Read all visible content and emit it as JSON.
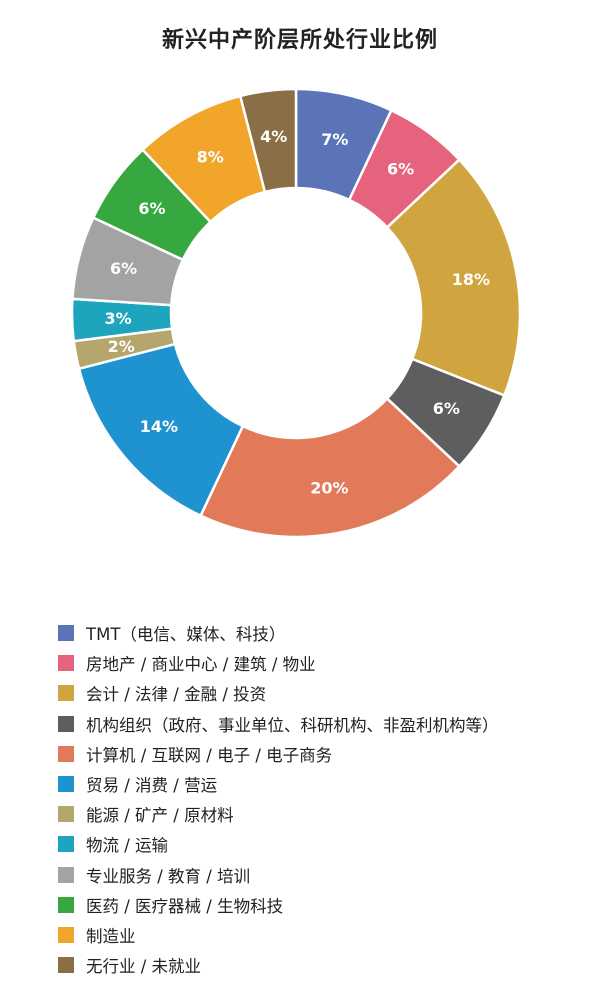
{
  "chart_data": {
    "type": "pie",
    "title": "新兴中产阶层所处行业比例",
    "series": [
      {
        "name": "TMT（电信、媒体、科技）",
        "value": 7,
        "label": "7%",
        "color": "#5b74b8"
      },
      {
        "name": "房地产 / 商业中心 / 建筑 / 物业",
        "value": 6,
        "label": "6%",
        "color": "#e6637e"
      },
      {
        "name": "会计 / 法律 / 金融 / 投资",
        "value": 18,
        "label": "18%",
        "color": "#d0a43e"
      },
      {
        "name": "机构组织（政府、事业单位、科研机构、非盈利机构等）",
        "value": 6,
        "label": "6%",
        "color": "#5e5e5e"
      },
      {
        "name": "计算机 / 互联网 / 电子 / 电子商务",
        "value": 20,
        "label": "20%",
        "color": "#e27a5a"
      },
      {
        "name": "贸易 / 消费 / 营运",
        "value": 14,
        "label": "14%",
        "color": "#1f93cf"
      },
      {
        "name": "能源 / 矿产 / 原材料",
        "value": 2,
        "label": "2%",
        "color": "#b5a66e"
      },
      {
        "name": "物流 / 运输",
        "value": 3,
        "label": "3%",
        "color": "#1ea5be"
      },
      {
        "name": "专业服务 / 教育 / 培训",
        "value": 6,
        "label": "6%",
        "color": "#a3a3a3"
      },
      {
        "name": "医药 / 医疗器械 / 生物科技",
        "value": 6,
        "label": "6%",
        "color": "#36a83f"
      },
      {
        "name": "制造业",
        "value": 8,
        "label": "8%",
        "color": "#f1a52a"
      },
      {
        "name": "无行业 / 未就业",
        "value": 4,
        "label": "4%",
        "color": "#8a6e45"
      }
    ],
    "legend_position": "bottom"
  }
}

** Task instructions **
Scan the data above; copy every line where "color" appears.

** Reply **
        "color": "#5b74b8"
        "color": "#e6637e"
        "color": "#d0a43e"
        "color": "#5e5e5e"
        "color": "#e27a5a"
        "color": "#1f93cf"
        "color": "#b5a66e"
        "color": "#1ea5be"
        "color": "#a3a3a3"
        "color": "#36a83f"
        "color": "#f1a52a"
        "color": "#8a6e45"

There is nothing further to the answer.